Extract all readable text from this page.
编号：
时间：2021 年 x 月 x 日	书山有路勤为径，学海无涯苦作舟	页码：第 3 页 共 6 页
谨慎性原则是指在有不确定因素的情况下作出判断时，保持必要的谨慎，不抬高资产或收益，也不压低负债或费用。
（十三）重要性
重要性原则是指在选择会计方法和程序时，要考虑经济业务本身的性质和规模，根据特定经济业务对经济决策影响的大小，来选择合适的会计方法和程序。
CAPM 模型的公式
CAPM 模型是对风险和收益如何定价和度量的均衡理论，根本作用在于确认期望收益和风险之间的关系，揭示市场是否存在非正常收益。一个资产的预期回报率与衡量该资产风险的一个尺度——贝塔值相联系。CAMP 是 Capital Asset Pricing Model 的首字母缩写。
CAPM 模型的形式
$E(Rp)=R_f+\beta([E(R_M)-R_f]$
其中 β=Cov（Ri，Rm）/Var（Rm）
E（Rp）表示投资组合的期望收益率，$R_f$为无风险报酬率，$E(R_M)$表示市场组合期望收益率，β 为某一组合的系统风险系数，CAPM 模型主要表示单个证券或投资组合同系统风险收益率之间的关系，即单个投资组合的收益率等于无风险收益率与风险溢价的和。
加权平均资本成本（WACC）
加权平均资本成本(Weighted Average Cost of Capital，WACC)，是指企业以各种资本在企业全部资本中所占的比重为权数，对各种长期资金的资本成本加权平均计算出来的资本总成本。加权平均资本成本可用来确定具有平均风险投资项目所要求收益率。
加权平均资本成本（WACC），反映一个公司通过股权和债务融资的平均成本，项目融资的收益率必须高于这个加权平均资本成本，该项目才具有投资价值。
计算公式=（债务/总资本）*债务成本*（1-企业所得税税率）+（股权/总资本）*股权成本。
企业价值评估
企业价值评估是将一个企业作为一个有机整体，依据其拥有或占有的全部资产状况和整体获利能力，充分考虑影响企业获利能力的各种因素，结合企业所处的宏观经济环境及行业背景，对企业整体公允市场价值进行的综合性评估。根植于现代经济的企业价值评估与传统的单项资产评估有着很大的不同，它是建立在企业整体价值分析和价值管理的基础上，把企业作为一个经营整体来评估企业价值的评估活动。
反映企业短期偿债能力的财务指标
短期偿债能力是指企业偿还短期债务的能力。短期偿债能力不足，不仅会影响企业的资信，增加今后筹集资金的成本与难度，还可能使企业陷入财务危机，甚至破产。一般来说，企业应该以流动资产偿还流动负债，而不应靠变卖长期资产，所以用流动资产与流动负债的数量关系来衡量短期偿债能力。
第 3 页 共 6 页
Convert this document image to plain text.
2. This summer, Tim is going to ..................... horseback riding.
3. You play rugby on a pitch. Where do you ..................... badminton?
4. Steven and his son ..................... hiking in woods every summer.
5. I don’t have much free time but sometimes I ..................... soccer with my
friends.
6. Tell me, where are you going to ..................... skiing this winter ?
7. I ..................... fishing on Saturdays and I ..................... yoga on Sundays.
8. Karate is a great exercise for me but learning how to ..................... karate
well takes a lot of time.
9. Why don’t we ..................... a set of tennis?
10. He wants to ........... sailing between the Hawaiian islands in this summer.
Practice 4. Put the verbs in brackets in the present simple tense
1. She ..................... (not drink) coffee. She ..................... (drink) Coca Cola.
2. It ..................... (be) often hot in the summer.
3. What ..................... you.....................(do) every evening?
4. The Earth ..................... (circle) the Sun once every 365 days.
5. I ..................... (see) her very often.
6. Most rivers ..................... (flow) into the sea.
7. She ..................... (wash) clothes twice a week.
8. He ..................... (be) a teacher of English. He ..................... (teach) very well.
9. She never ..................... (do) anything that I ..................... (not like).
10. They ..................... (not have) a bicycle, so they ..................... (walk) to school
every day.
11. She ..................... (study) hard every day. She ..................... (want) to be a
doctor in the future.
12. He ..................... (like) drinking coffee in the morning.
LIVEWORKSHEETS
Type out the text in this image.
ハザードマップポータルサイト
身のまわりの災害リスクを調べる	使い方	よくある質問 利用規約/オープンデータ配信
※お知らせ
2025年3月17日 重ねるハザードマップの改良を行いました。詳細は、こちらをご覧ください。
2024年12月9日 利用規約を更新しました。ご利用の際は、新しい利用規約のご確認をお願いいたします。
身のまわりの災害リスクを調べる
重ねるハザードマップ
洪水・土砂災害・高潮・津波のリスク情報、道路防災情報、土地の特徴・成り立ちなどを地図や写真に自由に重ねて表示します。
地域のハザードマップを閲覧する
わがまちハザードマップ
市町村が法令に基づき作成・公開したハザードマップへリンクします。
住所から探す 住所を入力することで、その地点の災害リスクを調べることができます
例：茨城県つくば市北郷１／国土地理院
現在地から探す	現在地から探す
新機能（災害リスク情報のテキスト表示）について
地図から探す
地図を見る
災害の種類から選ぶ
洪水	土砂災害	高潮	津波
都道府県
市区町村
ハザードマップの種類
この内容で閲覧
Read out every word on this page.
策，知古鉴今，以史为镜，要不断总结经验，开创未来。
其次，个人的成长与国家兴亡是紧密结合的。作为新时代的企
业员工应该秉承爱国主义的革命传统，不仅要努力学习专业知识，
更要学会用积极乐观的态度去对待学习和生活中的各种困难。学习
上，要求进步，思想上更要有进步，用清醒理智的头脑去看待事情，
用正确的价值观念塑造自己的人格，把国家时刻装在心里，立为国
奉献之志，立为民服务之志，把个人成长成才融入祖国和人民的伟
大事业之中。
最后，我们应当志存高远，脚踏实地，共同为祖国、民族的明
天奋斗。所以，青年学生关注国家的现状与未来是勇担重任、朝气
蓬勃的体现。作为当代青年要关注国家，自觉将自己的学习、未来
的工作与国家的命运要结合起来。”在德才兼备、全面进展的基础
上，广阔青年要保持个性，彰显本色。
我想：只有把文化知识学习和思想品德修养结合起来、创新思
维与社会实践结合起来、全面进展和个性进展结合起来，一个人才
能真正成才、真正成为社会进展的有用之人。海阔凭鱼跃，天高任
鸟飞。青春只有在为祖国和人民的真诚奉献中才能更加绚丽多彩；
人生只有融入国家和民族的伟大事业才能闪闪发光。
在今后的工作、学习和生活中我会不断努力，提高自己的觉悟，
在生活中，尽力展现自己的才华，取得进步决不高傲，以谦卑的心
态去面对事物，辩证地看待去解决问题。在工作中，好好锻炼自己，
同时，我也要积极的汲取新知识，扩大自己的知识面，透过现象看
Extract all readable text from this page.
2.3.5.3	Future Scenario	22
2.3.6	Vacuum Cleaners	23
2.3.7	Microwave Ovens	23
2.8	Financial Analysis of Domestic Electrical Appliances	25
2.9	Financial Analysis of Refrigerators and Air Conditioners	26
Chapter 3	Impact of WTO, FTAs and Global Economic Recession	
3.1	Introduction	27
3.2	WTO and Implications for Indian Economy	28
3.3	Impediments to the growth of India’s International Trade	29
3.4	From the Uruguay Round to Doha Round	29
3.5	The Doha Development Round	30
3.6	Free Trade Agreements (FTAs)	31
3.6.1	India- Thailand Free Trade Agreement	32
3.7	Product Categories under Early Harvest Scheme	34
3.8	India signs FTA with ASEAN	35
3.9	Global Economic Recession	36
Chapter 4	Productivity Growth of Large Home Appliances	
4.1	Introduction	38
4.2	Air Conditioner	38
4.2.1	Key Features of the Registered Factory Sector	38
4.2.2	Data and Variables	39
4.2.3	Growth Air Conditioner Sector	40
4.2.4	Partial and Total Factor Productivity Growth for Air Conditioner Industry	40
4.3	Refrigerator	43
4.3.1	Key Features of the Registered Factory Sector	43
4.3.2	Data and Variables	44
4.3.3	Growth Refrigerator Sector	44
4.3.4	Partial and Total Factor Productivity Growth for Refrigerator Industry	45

::::::::

Repeat back the data above, exact to the last character.

▶ REPLY TO THE EXERCISE:
Extract all readable text from this page.
编号：
时间：2021 年 x 月 x 日	书山有路勤为径，学海无涯苦作舟	页码：第 3 页 共 6 页
谨慎性原则是指在有不确定因素的情况下作出判断时，保持必要的谨慎，不抬高资产或收益，也不压低负债或费用。
（十三）重要性
重要性原则是指在选择会计方法和程序时，要考虑经济业务本身的性质和规模，根据特定经济业务对经济决策影响的大小，来选择合适的会计方法和程序。
CAPM 模型的公式
CAPM 模型是对风险和收益如何定价和度量的均衡理论，根本作用在于确认期望收益和风险之间的关系，揭示市场是否存在非正常收益。一个资产的预期回报率与衡量该资产风险的一个尺度——贝塔值相联系。CAMP 是 Capital Asset Pricing Model 的首字母缩写。
CAPM 模型的形式
$E(Rp)=R_f+\beta([E(R_M)-R_f]$
其中 β=Cov（Ri，Rm）/Var（Rm）
E（Rp）表示投资组合的期望收益率，$R_f$为无风险报酬率，$E(R_M)$表示市场组合期望收益率，β 为某一组合的系统风险系数，CAPM 模型主要表示单个证券或投资组合同系统风险收益率之间的关系，即单个投资组合的收益率等于无风险收益率与风险溢价的和。
加权平均资本成本（WACC）
加权平均资本成本(Weighted Average Cost of Capital，WACC)，是指企业以各种资本在企业全部资本中所占的比重为权数，对各种长期资金的资本成本加权平均计算出来的资本总成本。加权平均资本成本可用来确定具有平均风险投资项目所要求收益率。
加权平均资本成本（WACC），反映一个公司通过股权和债务融资的平均成本，项目融资的收益率必须高于这个加权平均资本成本，该项目才具有投资价值。
计算公式=（债务/总资本）*债务成本*（1-企业所得税税率）+（股权/总资本）*股权成本。
企业价值评估
企业价值评估是将一个企业作为一个有机整体，依据其拥有或占有的全部资产状况和整体获利能力，充分考虑影响企业获利能力的各种因素，结合企业所处的宏观经济环境及行业背景，对企业整体公允市场价值进行的综合性评估。根植于现代经济的企业价值评估与传统的单项资产评估有着很大的不同，它是建立在企业整体价值分析和价值管理的基础上，把企业作为一个经营整体来评估企业价值的评估活动。
反映企业短期偿债能力的财务指标
短期偿债能力是指企业偿还短期债务的能力。短期偿债能力不足，不仅会影响企业的资信，增加今后筹集资金的成本与难度，还可能使企业陷入财务危机，甚至破产。一般来说，企业应该以流动资产偿还流动负债，而不应靠变卖长期资产，所以用流动资产与流动负债的数量关系来衡量短期偿债能力。
第 3 页 共 6 页
Convert this document image to plain text.
2. This summer, Tim is going to ..................... horseback riding.
3. You play rugby on a pitch. Where do you ..................... badminton?
4. Steven and his son ..................... hiking in woods every summer.
5. I don’t have much free time but sometimes I ..................... soccer with my
friends.
6. Tell me, where are you going to ..................... skiing this winter ?
7. I ..................... fishing on Saturdays and I ..................... yoga on Sundays.
8. Karate is a great exercise for me but learning how to ..................... karate
well takes a lot of time.
9. Why don’t we ..................... a set of tennis?
10. He wants to ........... sailing between the Hawaiian islands in this summer.
Practice 4. Put the verbs in brackets in the present simple tense
1. She ..................... (not drink) coffee. She ..................... (drink) Coca Cola.
2. It ..................... (be) often hot in the summer.
3. What ..................... you.....................(do) every evening?
4. The Earth ..................... (circle) the Sun once every 365 days.
5. I ..................... (see) her very often.
6. Most rivers ..................... (flow) into the sea.
7. She ..................... (wash) clothes twice a week.
8. He ..................... (be) a teacher of English. He ..................... (teach) very well.
9. She never ..................... (do) anything that I ..................... (not like).
10. They ..................... (not have) a bicycle, so they ..................... (walk) to school
every day.
11. She ..................... (study) hard every day. She ..................... (want) to be a
doctor in the future.
12. He ..................... (like) drinking coffee in the morning.
LIVEWORKSHEETS
Type out the text in this image.
ハザードマップポータルサイト
身のまわりの災害リスクを調べる	使い方	よくある質問 利用規約/オープンデータ配信
※お知らせ
2025年3月17日 重ねるハザードマップの改良を行いました。詳細は、こちらをご覧ください。
2024年12月9日 利用規約を更新しました。ご利用の際は、新しい利用規約のご確認をお願いいたします。
身のまわりの災害リスクを調べる
重ねるハザードマップ
洪水・土砂災害・高潮・津波のリスク情報、道路防災情報、土地の特徴・成り立ちなどを地図や写真に自由に重ねて表示します。
地域のハザードマップを閲覧する
わがまちハザードマップ
市町村が法令に基づき作成・公開したハザードマップへリンクします。
住所から探す 住所を入力することで、その地点の災害リスクを調べることができます
例：茨城県つくば市北郷１／国土地理院
現在地から探す	現在地から探す
新機能（災害リスク情報のテキスト表示）について
地図から探す
地図を見る
災害の種類から選ぶ
洪水	土砂災害	高潮	津波
都道府県
市区町村
ハザードマップの種類
この内容で閲覧
Read out every word on this page.
策，知古鉴今，以史为镜，要不断总结经验，开创未来。
其次，个人的成长与国家兴亡是紧密结合的。作为新时代的企
业员工应该秉承爱国主义的革命传统，不仅要努力学习专业知识，
更要学会用积极乐观的态度去对待学习和生活中的各种困难。学习
上，要求进步，思想上更要有进步，用清醒理智的头脑去看待事情，
用正确的价值观念塑造自己的人格，把国家时刻装在心里，立为国
奉献之志，立为民服务之志，把个人成长成才融入祖国和人民的伟
大事业之中。
最后，我们应当志存高远，脚踏实地，共同为祖国、民族的明
天奋斗。所以，青年学生关注国家的现状与未来是勇担重任、朝气
蓬勃的体现。作为当代青年要关注国家，自觉将自己的学习、未来
的工作与国家的命运要结合起来。”在德才兼备、全面进展的基础
上，广阔青年要保持个性，彰显本色。
我想：只有把文化知识学习和思想品德修养结合起来、创新思
维与社会实践结合起来、全面进展和个性进展结合起来，一个人才
能真正成才、真正成为社会进展的有用之人。海阔凭鱼跃，天高任
鸟飞。青春只有在为祖国和人民的真诚奉献中才能更加绚丽多彩；
人生只有融入国家和民族的伟大事业才能闪闪发光。
在今后的工作、学习和生活中我会不断努力，提高自己的觉悟，
在生活中，尽力展现自己的才华，取得进步决不高傲，以谦卑的心
态去面对事物，辩证地看待去解决问题。在工作中，好好锻炼自己，
同时，我也要积极的汲取新知识，扩大自己的知识面，透过现象看
Extract all readable text from this page.
2.3.5.3	Future Scenario	22
2.3.6	Vacuum Cleaners	23
2.3.7	Microwave Ovens	23
2.8	Financial Analysis of Domestic Electrical Appliances	25
2.9	Financial Analysis of Refrigerators and Air Conditioners	26
Chapter 3	Impact of WTO, FTAs and Global Economic Recession	
3.1	Introduction	27
3.2	WTO and Implications for Indian Economy	28
3.3	Impediments to the growth of India’s International Trade	29
3.4	From the Uruguay Round to Doha Round	29
3.5	The Doha Development Round	30
3.6	Free Trade Agreements (FTAs)	31
3.6.1	India- Thailand Free Trade Agreement	32
3.7	Product Categories under Early Harvest Scheme	34
3.8	India signs FTA with ASEAN	35
3.9	Global Economic Recession	36
Chapter 4	Productivity Growth of Large Home Appliances	
4.1	Introduction	38
4.2	Air Conditioner	38
4.2.1	Key Features of the Registered Factory Sector	38
4.2.2	Data and Variables	39
4.2.3	Growth Air Conditioner Sector	40
4.2.4	Partial and Total Factor Productivity Growth for Air Conditioner Industry	40
4.3	Refrigerator	43
4.3.1	Key Features of the Registered Factory Sector	43
4.3.2	Data and Variables	44
4.3.3	Growth Refrigerator Sector	44
4.3.4	Partial and Total Factor Productivity Growth for Refrigerator Industry	45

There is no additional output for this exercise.